> **Exercise instructions**
Count up the lines in the following listing that hold the word "each", then give only that count.

> **Exercise material**
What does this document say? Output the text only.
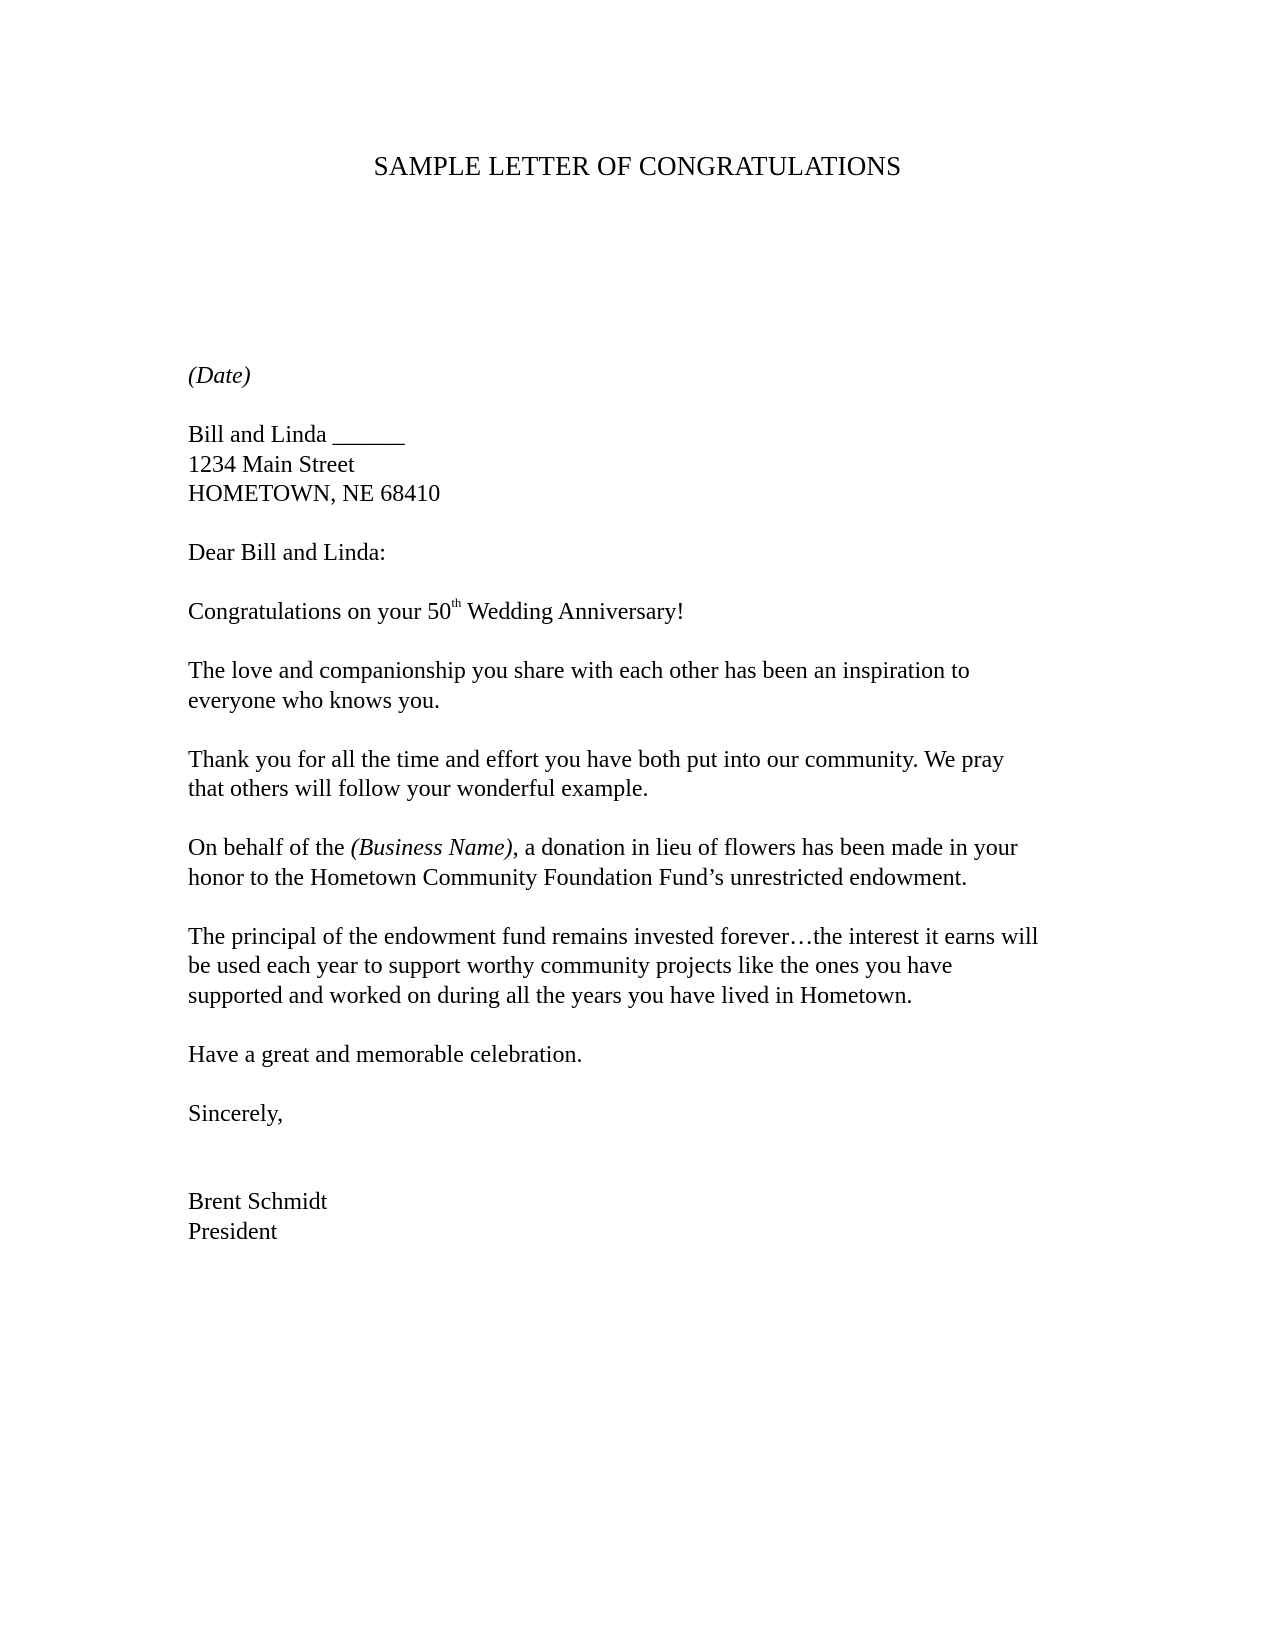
SAMPLE LETTER OF CONGRATULATIONS
(Date)
Bill and Linda ______
1234 Main Street
HOMETOWN, NE 68410
Dear Bill and Linda:
Congratulations on your 50th Wedding Anniversary!
The love and companionship you share with each other has been an inspiration to
everyone who knows you.
Thank you for all the time and effort you have both put into our community. We pray
that others will follow your wonderful example.
On behalf of the (Business Name), a donation in lieu of flowers has been made in your
honor to the Hometown Community Foundation Fund’s unrestricted endowment.
The principal of the endowment fund remains invested forever…the interest it earns will
be used each year to support worthy community projects like the ones you have
supported and worked on during all the years you have lived in Hometown.
Have a great and memorable celebration.
Sincerely,
Brent Schmidt
President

> **Exercise result**
2